■ STATED EXERCISE
Without the images, print all the entries below exactly as given.

## BEGIN RECORDS TO PROCESS

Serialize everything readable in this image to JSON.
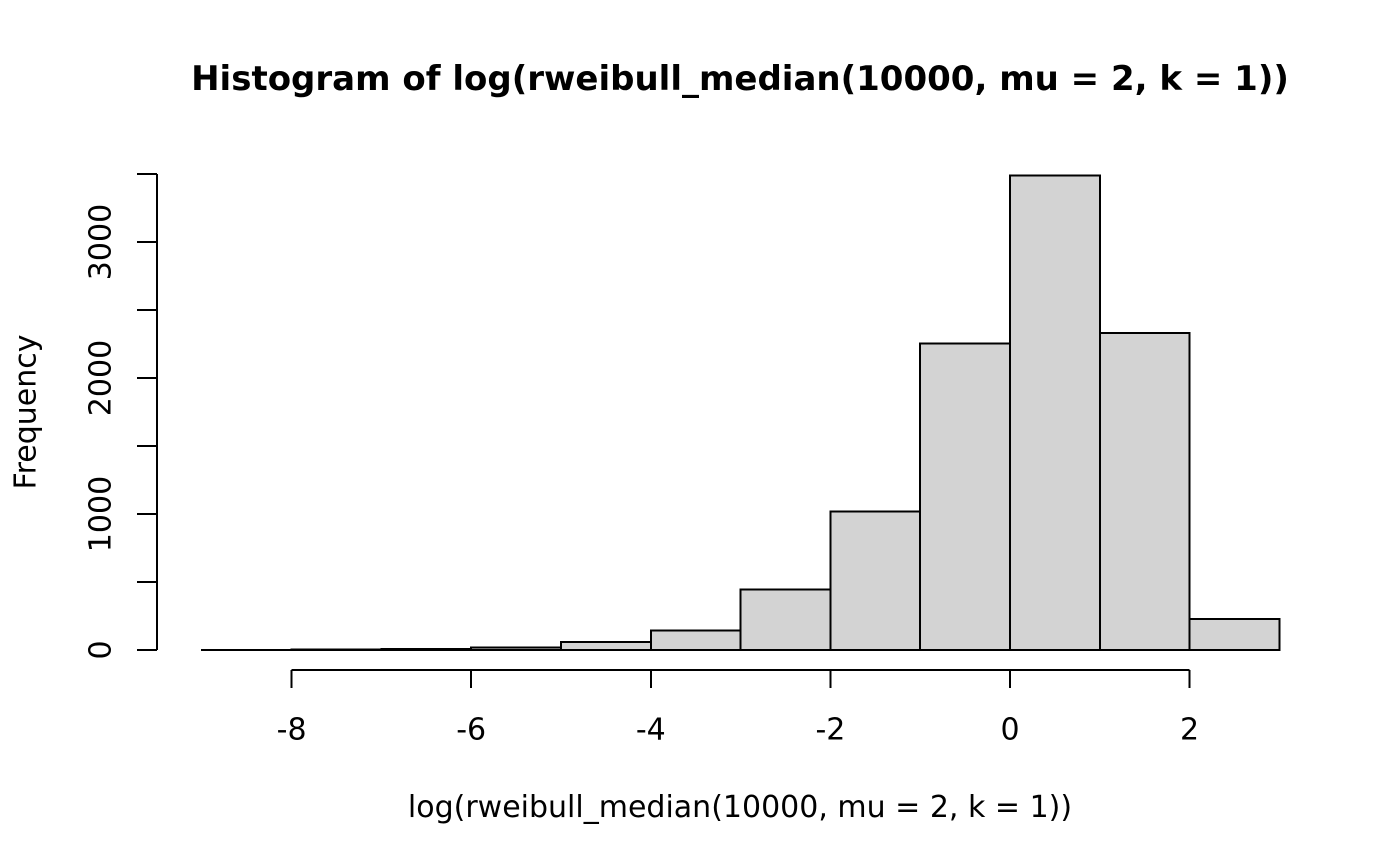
{
  "chart_data": {
    "type": "bar",
    "subtype": "histogram",
    "title": "Histogram of log(rweibull_median(10000, mu = 2, k = 1))",
    "xlabel": "log(rweibull_median(10000, mu = 2, k = 1))",
    "ylabel": "Frequency",
    "bin_edges": [
      -9,
      -8,
      -7,
      -6,
      -5,
      -4,
      -3,
      -2,
      -1,
      0,
      1,
      2,
      3
    ],
    "counts": [
      1,
      3,
      8,
      18,
      58,
      145,
      445,
      1020,
      2255,
      3490,
      2330,
      227
    ],
    "x_ticks": [
      -8,
      -6,
      -4,
      -2,
      0,
      2
    ],
    "x_tick_labels": [
      "-8",
      "-6",
      "-4",
      "-2",
      "0",
      "2"
    ],
    "y_ticks": [
      0,
      500,
      1000,
      1500,
      2000,
      2500,
      3000,
      3500
    ],
    "y_tick_labels": [
      "0",
      "1000",
      "2000",
      "3000"
    ],
    "y_labeled_ticks": [
      0,
      1000,
      2000,
      3000
    ],
    "xlim": [
      -9,
      3
    ],
    "ylim": [
      0,
      3500
    ],
    "grid": false,
    "legend_position": "none",
    "bar_fill": "#d3d3d3",
    "bar_stroke": "#000000",
    "axis_color": "#000000",
    "text_color": "#000000",
    "background": "#ffffff"
  }
}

## END RECORDS TO PROCESS

■ FULL ANSWER
Serialize everything readable in this image to JSON.
{
  "chart_data": {
    "type": "bar",
    "subtype": "histogram",
    "title": "Histogram of log(rweibull_median(10000, mu = 2, k = 1))",
    "xlabel": "log(rweibull_median(10000, mu = 2, k = 1))",
    "ylabel": "Frequency",
    "bin_edges": [
      -9,
      -8,
      -7,
      -6,
      -5,
      -4,
      -3,
      -2,
      -1,
      0,
      1,
      2,
      3
    ],
    "counts": [
      1,
      3,
      8,
      18,
      58,
      145,
      445,
      1020,
      2255,
      3490,
      2330,
      227
    ],
    "x_ticks": [
      -8,
      -6,
      -4,
      -2,
      0,
      2
    ],
    "x_tick_labels": [
      "-8",
      "-6",
      "-4",
      "-2",
      "0",
      "2"
    ],
    "y_ticks": [
      0,
      500,
      1000,
      1500,
      2000,
      2500,
      3000,
      3500
    ],
    "y_tick_labels": [
      "0",
      "1000",
      "2000",
      "3000"
    ],
    "y_labeled_ticks": [
      0,
      1000,
      2000,
      3000
    ],
    "xlim": [
      -9,
      3
    ],
    "ylim": [
      0,
      3500
    ],
    "grid": false,
    "legend_position": "none",
    "bar_fill": "#d3d3d3",
    "bar_stroke": "#000000",
    "axis_color": "#000000",
    "text_color": "#000000",
    "background": "#ffffff"
  }
}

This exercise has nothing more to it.